### Material for this task

>> START

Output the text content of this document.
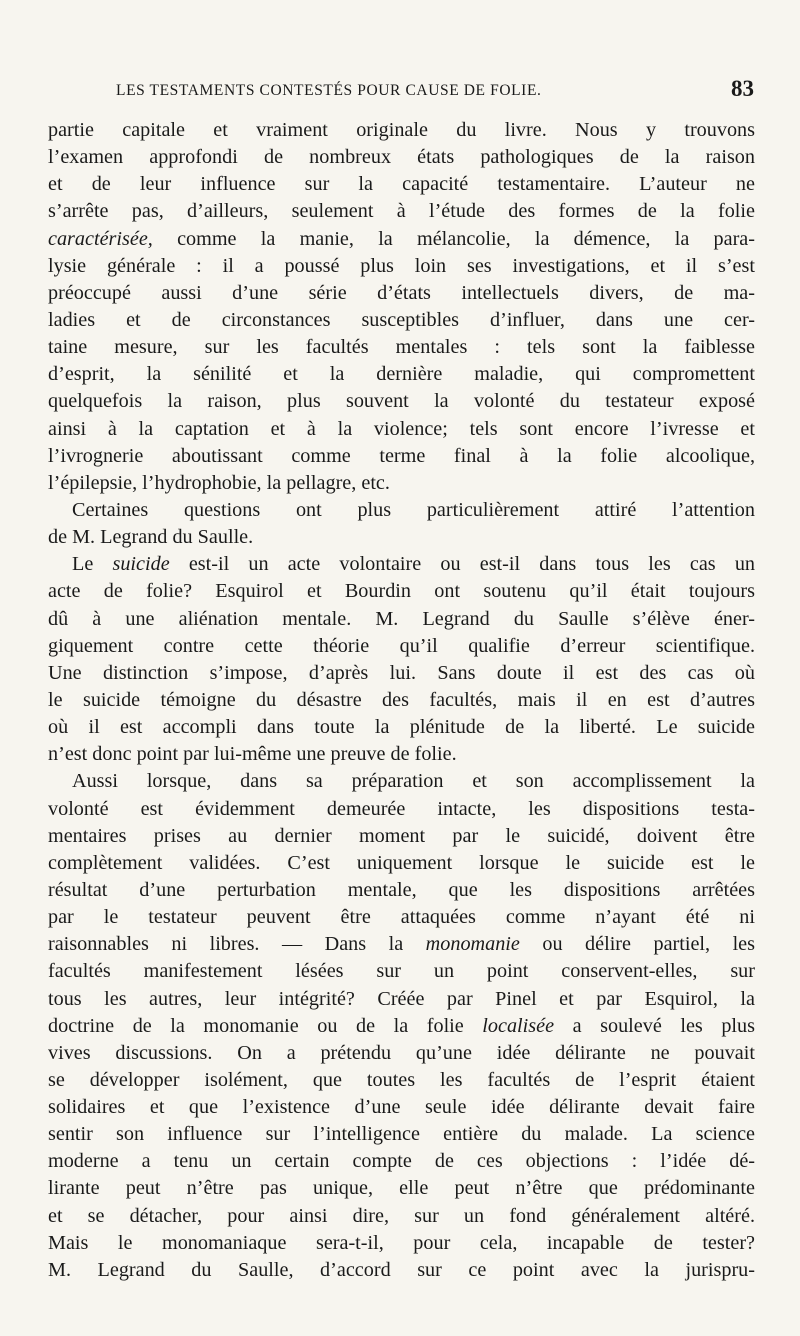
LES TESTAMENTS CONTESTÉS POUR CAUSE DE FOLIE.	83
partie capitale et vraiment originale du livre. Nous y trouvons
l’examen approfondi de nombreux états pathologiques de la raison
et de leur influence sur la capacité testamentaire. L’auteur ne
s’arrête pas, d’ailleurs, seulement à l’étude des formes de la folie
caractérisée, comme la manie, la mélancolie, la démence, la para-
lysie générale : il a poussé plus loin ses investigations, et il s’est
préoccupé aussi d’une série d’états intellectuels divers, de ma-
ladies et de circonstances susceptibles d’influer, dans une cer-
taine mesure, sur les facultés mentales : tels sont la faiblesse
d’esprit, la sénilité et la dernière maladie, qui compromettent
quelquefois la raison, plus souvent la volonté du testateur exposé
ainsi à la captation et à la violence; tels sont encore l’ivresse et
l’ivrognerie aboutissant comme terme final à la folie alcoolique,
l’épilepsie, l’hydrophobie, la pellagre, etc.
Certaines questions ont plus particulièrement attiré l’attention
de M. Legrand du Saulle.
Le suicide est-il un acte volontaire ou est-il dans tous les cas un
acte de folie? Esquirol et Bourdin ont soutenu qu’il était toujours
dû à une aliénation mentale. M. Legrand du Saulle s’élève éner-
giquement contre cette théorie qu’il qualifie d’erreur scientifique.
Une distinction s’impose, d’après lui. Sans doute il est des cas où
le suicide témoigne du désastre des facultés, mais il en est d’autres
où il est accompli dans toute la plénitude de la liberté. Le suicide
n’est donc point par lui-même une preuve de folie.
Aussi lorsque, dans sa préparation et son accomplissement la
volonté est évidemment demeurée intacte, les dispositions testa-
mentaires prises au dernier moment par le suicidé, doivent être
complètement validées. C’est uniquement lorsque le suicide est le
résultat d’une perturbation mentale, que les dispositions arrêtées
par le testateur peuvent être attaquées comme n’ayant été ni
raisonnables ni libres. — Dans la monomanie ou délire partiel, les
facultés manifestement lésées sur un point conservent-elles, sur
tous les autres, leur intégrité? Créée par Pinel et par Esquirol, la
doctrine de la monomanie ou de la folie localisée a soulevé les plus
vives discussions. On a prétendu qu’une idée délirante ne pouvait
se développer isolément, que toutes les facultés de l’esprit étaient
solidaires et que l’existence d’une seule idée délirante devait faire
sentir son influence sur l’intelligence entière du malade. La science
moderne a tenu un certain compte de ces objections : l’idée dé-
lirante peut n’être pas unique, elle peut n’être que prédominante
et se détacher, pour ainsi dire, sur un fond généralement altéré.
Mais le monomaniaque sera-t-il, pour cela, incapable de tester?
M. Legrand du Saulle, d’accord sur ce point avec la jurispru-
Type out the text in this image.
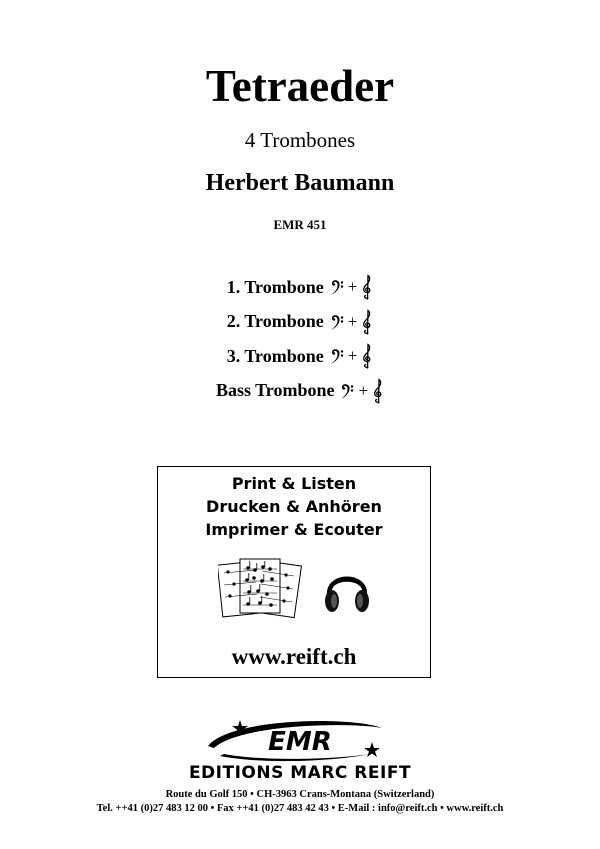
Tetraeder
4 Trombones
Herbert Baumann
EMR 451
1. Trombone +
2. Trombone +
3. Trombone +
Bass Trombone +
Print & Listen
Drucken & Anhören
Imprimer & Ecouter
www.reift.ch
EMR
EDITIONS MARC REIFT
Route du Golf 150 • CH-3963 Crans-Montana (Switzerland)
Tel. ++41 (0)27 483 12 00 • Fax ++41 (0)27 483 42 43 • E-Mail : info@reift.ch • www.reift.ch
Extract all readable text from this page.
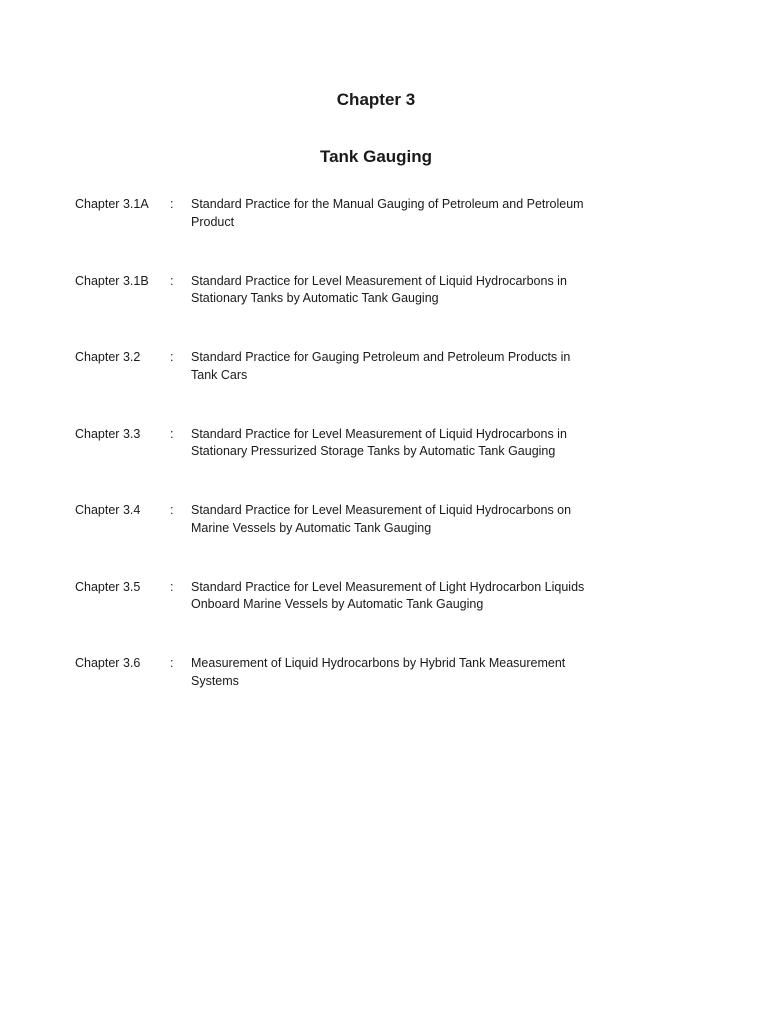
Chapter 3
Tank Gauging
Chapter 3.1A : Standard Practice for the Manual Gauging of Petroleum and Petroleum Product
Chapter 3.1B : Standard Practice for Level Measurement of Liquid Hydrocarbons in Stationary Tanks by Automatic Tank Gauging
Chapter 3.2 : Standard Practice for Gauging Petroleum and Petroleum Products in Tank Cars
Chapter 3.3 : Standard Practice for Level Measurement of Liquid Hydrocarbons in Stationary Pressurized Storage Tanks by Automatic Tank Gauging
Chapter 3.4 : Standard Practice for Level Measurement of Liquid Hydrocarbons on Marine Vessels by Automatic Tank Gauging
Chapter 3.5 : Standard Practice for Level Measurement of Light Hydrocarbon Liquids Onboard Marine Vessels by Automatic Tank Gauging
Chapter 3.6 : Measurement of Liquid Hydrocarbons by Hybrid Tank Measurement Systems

>> END

Collect each line above holding the string "Saulle".

### Output of the exercise
de M. Legrand du Saulle.
dû à une aliénation mentale. M. Legrand du Saulle s’élève éner-
M. Legrand du Saulle, d’accord sur ce point avec la jurispru-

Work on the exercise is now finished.